**Required work**
Check each line of the listing below for the word "آگهی" and say how many lines have it. Nothing else should be written.

**Data excerpts**
* START *
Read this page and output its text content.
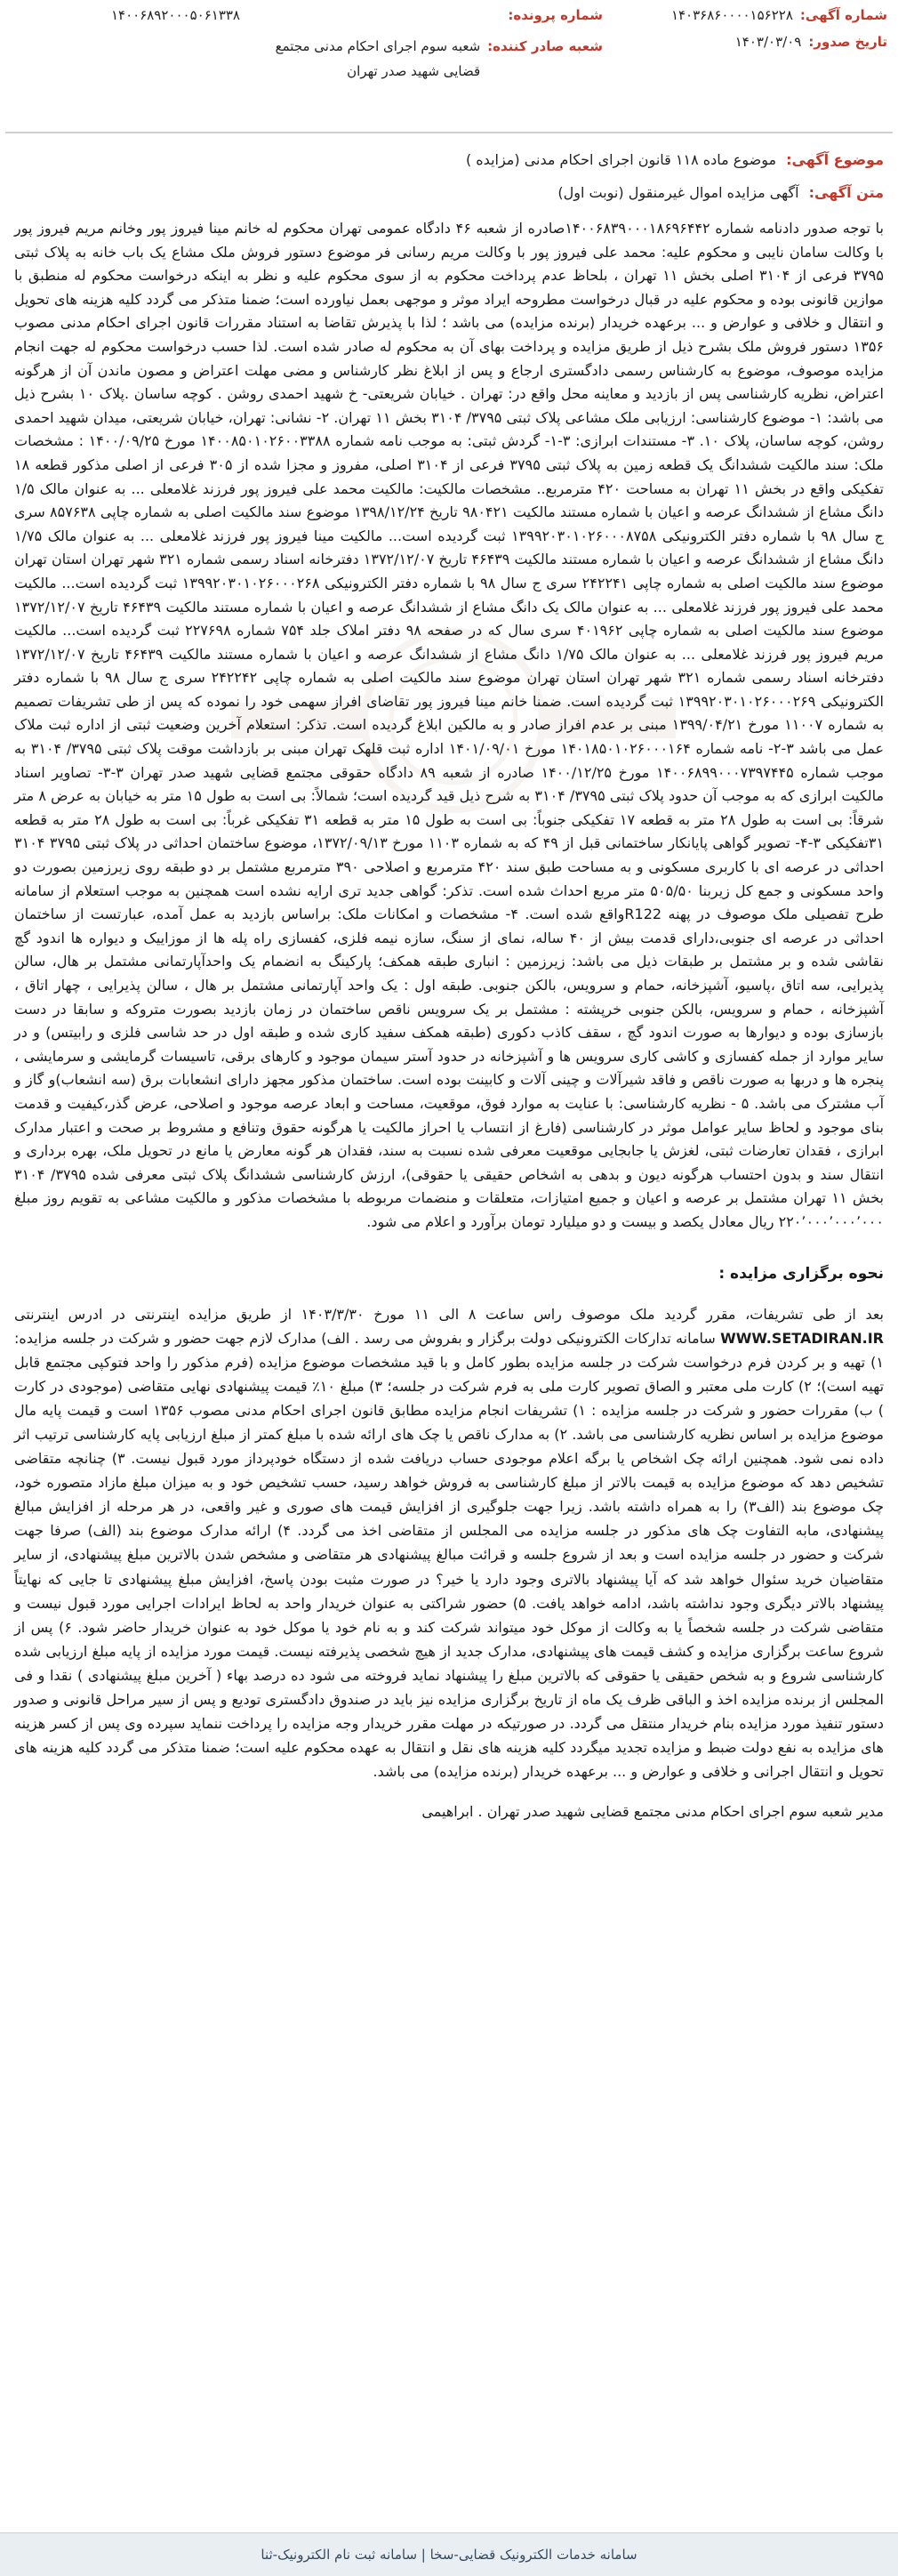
شماره آگهی:
۱۴۰۳۶۸۶۰۰۰۰۱۵۶۲۲۸
تاریخ صدور:
۱۴۰۳/۰۳/۰۹
شماره پرونده:
شعبه صادر کننده:
شعبه سوم اجرای احکام مدنی مجتمع قضایی شهید صدر تهران
۱۴۰۰۶۸۹۲۰۰۰۵۰۶۱۳۳۸
موضوع آگهی: موضوع ماده ۱۱۸ قانون اجرای احکام مدنی (مزایده )
متن آگهی: آگهی مزایده اموال غیرمنقول (نوبت اول)

با توجه صدور دادنامه شماره ۱۴۰۰۶۸۳۹۰۰۰۱۸۶۹۶۴۴۲صادره از شعبه ۴۶ دادگاه عمومی تهران محکوم له خانم مینا فیروز پور وخانم مریم فیروز پور با وکالت سامان نایبی و محکوم علیه: محمد علی فیروز پور با وکالت مریم رسانی فر موضوع دستور فروش ملک مشاع یک باب خانه به پلاک ثبتی ۳۷۹۵ فرعی از ۳۱۰۴ اصلی بخش ۱۱ تهران ، بلحاظ عدم پرداخت محکوم به از سوی محکوم علیه و نظر به اینکه درخواست محکوم له منطبق با موازین قانونی بوده و محکوم علیه در قبال درخواست مطروحه ایراد موثر و موجهی بعمل نیاورده است؛ ضمنا متذکر می گردد کلیه هزینه های تحویل و انتقال و خلافی و عوارض و ... برعهده خریدار (برنده مزایده) می باشد ؛ لذا با پذیرش تقاضا به استناد مقررات قانون اجرای احکام مدنی مصوب ۱۳۵۶ دستور فروش ملک بشرح ذیل از طریق مزایده و پرداخت بهای آن به محکوم له صادر شده است. لذا حسب درخواست محکوم له جهت انجام مزایده موصوف، موضوع به کارشناس رسمی دادگستری ارجاع و پس از ابلاغ نظر کارشناس و مضی مهلت اعتراض و مصون ماندن آن از هرگونه اعتراض، نظریه کارشناسی پس از بازدید و معاینه محل واقع در: تهران . خیابان شریعتی- خ شهید احمدی روشن . کوچه ساسان .پلاک ۱۰ بشرح ذیل می باشد: ۱- موضوع کارشناسی: ارزیابی ملک مشاعی پلاک ثبتی ۳۷۹۵/ ۳۱۰۴ بخش ۱۱ تهران. ۲- نشانی: تهران، خیابان شریعتی، میدان شهید احمدی روشن، کوچه ساسان، پلاک ۱۰. ۳- مستندات ابرازی: ۳-۱- گردش ثبتی: به موجب نامه شماره ۱۴۰۰۸۵۰۱۰۲۶۰۰۳۳۸۸ مورخ ۱۴۰۰/۰۹/۲۵ : مشخصات ملک: سند مالکیت ششدانگ یک قطعه زمین به پلاک ثبتی ۳۷۹۵ فرعی از ۳۱۰۴ اصلی، مفروز و مجزا شده از ۳۰۵ فرعی از اصلی مذکور قطعه ۱۸ تفکیکی واقع در بخش ۱۱ تهران به مساحت ۴۲۰ مترمربع.. مشخصات مالکیت: مالکیت محمد علی فیروز پور فرزند غلامعلی ... به عنوان مالک ۱/۵ دانگ مشاع از ششدانگ عرصه و اعیان با شماره مستند مالکیت ۹۸۰۴۲۱ تاریخ ۱۳۹۸/۱۲/۲۴ موضوع سند مالکیت اصلی به شماره چاپی ۸۵۷۶۳۸ سری ج سال ۹۸ با شماره دفتر الکترونیکی ۱۳۹۹۲۰۳۰۱۰۲۶۰۰۰۸۷۵۸ ثبت گردیده است... مالکیت مینا فیروز پور فرزند غلامعلی ... به عنوان مالک ۱/۷۵ دانگ مشاع از ششدانگ عرصه و اعیان با شماره مستند مالکیت ۴۶۴۳۹ تاریخ ۱۳۷۲/۱۲/۰۷ دفترخانه اسناد رسمی شماره ۳۲۱ شهر تهران استان تهران موضوع سند مالکیت اصلی به شماره چاپی ۲۴۲۲۴۱ سری ج سال ۹۸ با شماره دفتر الکترونیکی ۱۳۹۹۲۰۳۰۱۰۲۶۰۰۰۲۶۸ ثبت گردیده است... مالکیت محمد علی فیروز پور فرزند غلامعلی ... به عنوان مالک یک دانگ مشاع از ششدانگ عرصه و اعیان با شماره مستند مالکیت ۴۶۴۳۹ تاریخ ۱۳۷۲/۱۲/۰۷ موضوع سند مالکیت اصلی به شماره چاپی ۴۰۱۹۶۲ سری سال که در صفحه ۹۸ دفتر املاک جلد ۷۵۴ شماره ۲۲۷۶۹۸ ثبت گردیده است... مالکیت مریم فیروز پور فرزند غلامعلی ... به عنوان مالک ۱/۷۵ دانگ مشاع از ششدانگ عرصه و اعیان با شماره مستند مالکیت ۴۶۴۳۹ تاریخ ۱۳۷۲/۱۲/۰۷ دفترخانه اسناد رسمی شماره ۳۲۱ شهر تهران استان تهران موضوع سند مالکیت اصلی به شماره چاپی ۲۴۲۲۴۲ سری ج سال ۹۸ با شماره دفتر الکترونیکی ۱۳۹۹۲۰۳۰۱۰۲۶۰۰۰۲۶۹ ثبت گردیده است. ضمنا خانم مینا فیروز پور تقاضای افراز سهمی خود را نموده که پس از طی تشریفات تصمیم به شماره ۱۱۰۰۷ مورخ ۱۳۹۹/۰۴/۲۱ مبنی بر عدم افراز صادر و به مالکین ابلاغ گردیده است. تذکر: استعلام آخرین وضعیت ثبتی از اداره ثبت ملاک عمل می باشد ۳-۲- نامه شماره ۱۴۰۱۸۵۰۱۰۲۶۰۰۰۱۶۴ مورخ ۱۴۰۱/۰۹/۰۱ اداره ثبت قلهک تهران مبنی بر بازداشت موقت پلاک ثبتی ۳۷۹۵/ ۳۱۰۴ به موجب شماره ۱۴۰۰۶۸۹۹۰۰۰۷۳۹۷۴۴۵ مورخ ۱۴۰۰/۱۲/۲۵ صادره از شعبه ۸۹ دادگاه حقوقی مجتمع قضایی شهید صدر تهران ۳-۳- تصاویر اسناد مالکیت ابرازی که به موجب آن حدود پلاک ثبتی ۳۷۹۵/ ۳۱۰۴ به شرح ذیل قید گردیده است؛ شمالاً: بی است به طول ۱۵ متر به خیابان به عرض ۸ متر شرقاً: بی است به طول ۲۸ متر به قطعه ۱۷ تفکیکی جنوباً: بی است به طول ۱۵ متر به قطعه ۳۱ تفکیکی غرباً: بی است به طول ۲۸ متر به قطعه ۳۱تفکیکی ۳-۴- تصویر گواهی پایانکار ساختمانی قبل از ۴۹ که به شماره ۱۱۰۳ مورخ ۱۳۷۲/۰۹/۱۳، موضوع ساختمان احداثی در پلاک ثبتی ۳۷۹۵ ۳۱۰۴ احداثی در عرصه ای با کاربری مسکونی و به مساحت طبق سند ۴۲۰ مترمربع و اصلاحی ۳۹۰ مترمربع مشتمل بر دو طبقه روی زیرزمین بصورت دو واحد مسکونی و جمع کل زیربنا ۵۰۵/۵۰ متر مربع احداث شده است. تذکر: گواهی جدید تری ارایه نشده است همچنین به موجب استعلام از سامانه طرح تفصیلی ملک موصوف در پهنه R122واقع شده است. ۴- مشخصات و امکانات ملک: براساس بازدید به عمل آمده، عبارتست از ساختمان احداثی در عرصه ای جنوبی،دارای قدمت بیش از ۴۰ ساله، نمای از سنگ، سازه نیمه فلزی، کفسازی راه پله ها از موزاییک و دیواره ها اندود گچ نقاشی شده و بر مشتمل بر طبقات ذیل می باشد: زیرزمین : انباری طبقه همکف؛ پارکینگ به انضمام یک واحدآپارتمانی مشتمل بر هال، سالن پذیرایی، سه اتاق ،پاسیو، آشپزخانه، حمام و سرویس، بالکن جنوبی. طبقه اول : یک واحد آپارتمانی مشتمل بر هال ، سالن پذیرایی ، چهار اتاق ، آشپزخانه ، حمام و سرویس، بالکن جنوبی خرپشته : مشتمل بر یک سرویس ناقص ساختمان در زمان بازدید بصورت متروکه و سابقا در دست بازسازی بوده و دیوارها به صورت اندود گچ ، سقف کاذب دکوری (طبقه همکف سفید کاری شده و طبقه اول در حد شاسی فلزی و رابیتس) و در سایر موارد از جمله کفسازی و کاشی کاری سرویس ها و آشپزخانه در حدود آستر سیمان موجود و کارهای برقی، تاسیسات گرمایشی و سرمایشی ، پنجره ها و دربها به صورت ناقص و فاقد شیرآلات و چینی آلات و کابینت بوده است. ساختمان مذکور مجهز دارای انشعابات برق (سه انشعاب)و گاز و آب مشترک می باشد. ۵ - نظریه کارشناسی: با عنایت به موارد فوق، موقعیت، مساحت و ابعاد عرصه موجود و اصلاحی، عرض گذر،کیفیت و قدمت بنای موجود و لحاظ سایر عوامل موثر در کارشناسی (فارغ از انتساب یا احراز مالکیت یا هرگونه حقوق وتنافع و مشروط بر صحت و اعتبار مدارک ابرازی ، فقدان تعارضات ثبتی، لغزش یا جابجایی موقعیت معرفی شده نسبت به سند، فقدان هر گونه معارض یا مانع در تحویل ملک، بهره برداری و انتقال سند و بدون احتساب هرگونه دیون و بدهی به اشخاص حقیقی یا حقوقی)، ارزش کارشناسی ششدانگ پلاک ثبتی معرفی شده ۳۷۹۵/ ۳۱۰۴ بخش ۱۱ تهران مشتمل بر عرصه و اعیان و جمیع امتیازات، متعلقات و منضمات مربوطه با مشخصات مذکور و مالکیت مشاعی به تقویم روز مبلغ ۲۲۰٬۰۰۰٬۰۰۰٬۰۰۰ ریال معادل یکصد و بیست و دو میلیارد تومان برآورد و اعلام می شود.

نحوه برگزاری مزایده :

بعد از طی تشریفات، مقرر گردید ملک موصوف راس ساعت ۸ الی ۱۱ مورخ ۱۴۰۳/۳/۳۰ از طریق مزایده اینترنتی در ادرس اینترنتی WWW.SETADIRAN.IR سامانه تدارکات الکترونیکی دولت برگزار و بفروش می رسد . الف) مدارک لازم جهت حضور و شرکت در جلسه مزایده: ۱) تهیه و بر کردن فرم درخواست شرکت در جلسه مزایده بطور کامل و با قید مشخصات موضوع مزایده (فرم مذکور را واحد فتوکپی مجتمع قابل تهیه است)؛ ۲) کارت ملی معتبر و الصاق تصویر کارت ملی به فرم شرکت در جلسه؛ ۳) مبلغ ۱۰٪ قیمت پیشنهادی نهایی متقاضی (موجودی در کارت ) ب) مقررات حضور و شرکت در جلسه مزایده : ۱) تشریفات انجام مزایده مطابق قانون اجرای احکام مدنی مصوب ۱۳۵۶ است و قیمت پایه مال موضوع مزایده بر اساس نظریه کارشناسی می باشد. ۲) به مدارک ناقص یا چک های ارائه شده با مبلغ کمتر از مبلغ ارزیابی پایه کارشناسی ترتیب اثر داده نمی شود. همچنین ارائه چک اشخاص یا برگه اعلام موجودی حساب دریافت شده از دستگاه خودپرداز مورد قبول نیست. ۳) چنانچه متقاضی تشخیص دهد که موضوع مزایده به قیمت بالاتر از مبلغ کارشناسی به فروش خواهد رسید، حسب تشخیص خود و به میزان مبلغ مازاد متصوره خود، چک موضوع بند (الف۳) را به همراه داشته باشد. زیرا جهت جلوگیری از افزایش قیمت های صوری و غیر واقعی، در هر مرحله از افزایش مبالغ پیشنهادی، مابه التفاوت چک های مذکور در جلسه مزایده می المجلس از متقاضی اخذ می گردد. ۴) ارائه مدارک موضوع بند (الف) صرفا جهت شرکت و حضور در جلسه مزایده است و بعد از شروع جلسه و قرائت مبالغ پیشنهادی هر متقاضی و مشخص شدن بالاترین مبلغ پیشنهادی، از سایر متقاضیان خرید سئوال خواهد شد که آیا پیشنهاد بالاتری وجود دارد یا خیر؟ در صورت مثبت بودن پاسخ، افزایش مبلغ پیشنهادی تا جایی که نهایتاً پیشنهاد بالاتر دیگری وجود نداشته باشد، ادامه خواهد یافت. ۵) حضور شراکتی به عنوان خریدار واحد به لحاظ ایرادات اجرایی مورد قبول نیست و متقاضی شرکت در جلسه شخصاً یا به وکالت از موکل خود میتواند شرکت کند و به نام خود یا موکل خود به عنوان خریدار حاضر شود. ۶) پس از شروع ساعت برگزاری مزایده و کشف قیمت های پیشنهادی، مدارک جدید از هیچ شخصی پذیرفته نیست. قیمت مورد مزایده از پایه مبلغ ارزیابی شده کارشناسی شروع و به شخص حقیقی یا حقوقی که بالاترین مبلغ را پیشنهاد نماید فروخته می شود ده درصد بهاء ( آخرین مبلغ پیشنهادی ) نقدا و فی المجلس از برنده مزایده اخذ و الباقی ظرف یک ماه از تاریخ برگزاری مزایده نیز باید در صندوق دادگستری تودیع و پس از سیر مراحل قانونی و صدور دستور تنفیذ مورد مزایده بنام خریدار منتقل می گردد. در صورتیکه در مهلت مقرر خریدار وجه مزایده را پرداخت ننماید سپرده وی پس از کسر هزینه های مزایده به نفع دولت ضبط و مزایده تجدید میگردد کلیه هزینه های نقل و انتقال به عهده محکوم علیه است؛ ضمنا متذکر می گردد کلیه هزینه های تحویل و انتقال اجرانی و خلافی و عوارض و ... برعهده خریدار (برنده مزایده) می باشد.

مدیر شعبه سوم اجرای احکام مدنی مجتمع قضایی شهید صدر تهران . ابراهیمی
سامانه خدمات الکترونیک قضایی-سخا | سامانه ثبت نام الکترونیک-ثنا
* END *
**Answer to the exercise**
3